[REQUIRED WORK] Print the entries below word for word; the pictures stay out of your copy.

[SUPPLIED DATA]
========================================================================

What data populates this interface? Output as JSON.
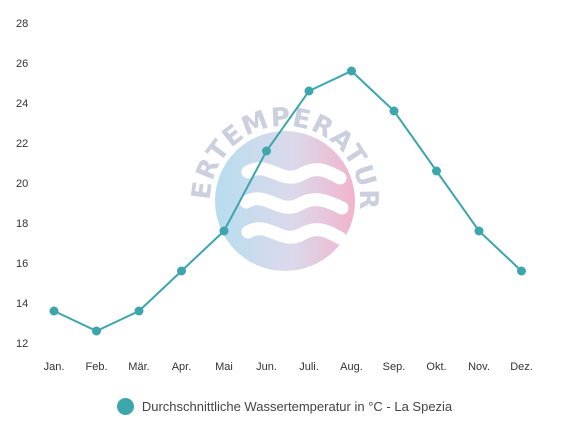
{
  "chart_data": {
    "type": "line",
    "categories": [
      "Jan.",
      "Feb.",
      "Mär.",
      "Apr.",
      "Mai",
      "Jun.",
      "Juli.",
      "Aug.",
      "Sep.",
      "Okt.",
      "Nov.",
      "Dez."
    ],
    "series": [
      {
        "name": "Durchschnittliche Wassertemperatur in °C - La Spezia",
        "values": [
          13.6,
          12.6,
          13.6,
          15.6,
          17.6,
          21.6,
          24.6,
          25.6,
          23.6,
          20.6,
          17.6,
          15.6
        ]
      }
    ],
    "yticks": [
      12,
      14,
      16,
      18,
      20,
      22,
      24,
      26,
      28
    ],
    "ylim": [
      12,
      28
    ],
    "grid": false,
    "legend_position": "bottom-center"
  },
  "colors": {
    "series": "#3da6ad",
    "tick_text": "#333333",
    "watermark_text": "#c7cadb"
  },
  "watermark": {
    "text": "WASSERTEMPERATUR.ORG"
  },
  "legend": {
    "label": "Durchschnittliche Wassertemperatur in °C - La Spezia"
  }
}
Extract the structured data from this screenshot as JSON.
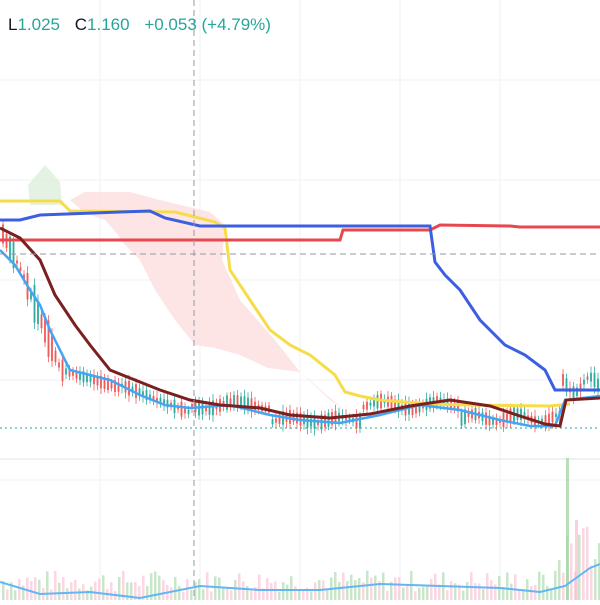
{
  "legend": {
    "low_label": "L",
    "low_value": "1.025",
    "close_label": "C",
    "close_value": "1.160",
    "change": "+0.053 (+4.79%)"
  },
  "colors": {
    "background": "#ffffff",
    "grid": "#eef0f3",
    "crosshair": "#9598a1",
    "up": "#26a69a",
    "down": "#ef5350",
    "tenkan": "#2962ff",
    "kijun": "#b71c1c",
    "chikou": "#43a047",
    "senkou_a": "#f4d03f",
    "senkou_b": "#ef5350",
    "kumo_bearish": "#fde2e2",
    "kumo_bullish": "#dcefdc",
    "blue_line": "#3b5fe0",
    "yellow_line": "#f7dc4a",
    "red_line": "#e8474f",
    "ma_fast": "#42a5f5",
    "ma_slow": "#7b1f1f",
    "volume_up": "#a5d6a7",
    "volume_down": "#f8bbd0",
    "volume_ma": "#64b5f6"
  }
}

========================================================================

[ANSWER TO THIS EXERCISE]
What data populates this interface? Output as JSON.
{
  "chart_data": {
    "type": "line",
    "categories": [
      "Jan.",
      "Feb.",
      "Mär.",
      "Apr.",
      "Mai",
      "Jun.",
      "Juli.",
      "Aug.",
      "Sep.",
      "Okt.",
      "Nov.",
      "Dez."
    ],
    "series": [
      {
        "name": "Durchschnittliche Wassertemperatur in °C - La Spezia",
        "values": [
          13.6,
          12.6,
          13.6,
          15.6,
          17.6,
          21.6,
          24.6,
          25.6,
          23.6,
          20.6,
          17.6,
          15.6
        ]
      }
    ],
    "yticks": [
      12,
      14,
      16,
      18,
      20,
      22,
      24,
      26,
      28
    ],
    "ylim": [
      12,
      28
    ],
    "grid": false,
    "legend_position": "bottom-center"
  },
  "colors": {
    "series": "#3da6ad",
    "tick_text": "#333333",
    "watermark_text": "#c7cadb"
  },
  "watermark": {
    "text": "WASSERTEMPERATUR.ORG"
  },
  "legend": {
    "label": "Durchschnittliche Wassertemperatur in °C - La Spezia"
  }
}
Extract the structured data from this screenshot as JSON.
{
  "legend": {
    "low_label": "L",
    "low_value": "1.025",
    "close_label": "C",
    "close_value": "1.160",
    "change": "+0.053 (+4.79%)"
  },
  "colors": {
    "background": "#ffffff",
    "grid": "#eef0f3",
    "crosshair": "#9598a1",
    "up": "#26a69a",
    "down": "#ef5350",
    "tenkan": "#2962ff",
    "kijun": "#b71c1c",
    "chikou": "#43a047",
    "senkou_a": "#f4d03f",
    "senkou_b": "#ef5350",
    "kumo_bearish": "#fde2e2",
    "kumo_bullish": "#dcefdc",
    "blue_line": "#3b5fe0",
    "yellow_line": "#f7dc4a",
    "red_line": "#e8474f",
    "ma_fast": "#42a5f5",
    "ma_slow": "#7b1f1f",
    "volume_up": "#a5d6a7",
    "volume_down": "#f8bbd0",
    "volume_ma": "#64b5f6"
  }
}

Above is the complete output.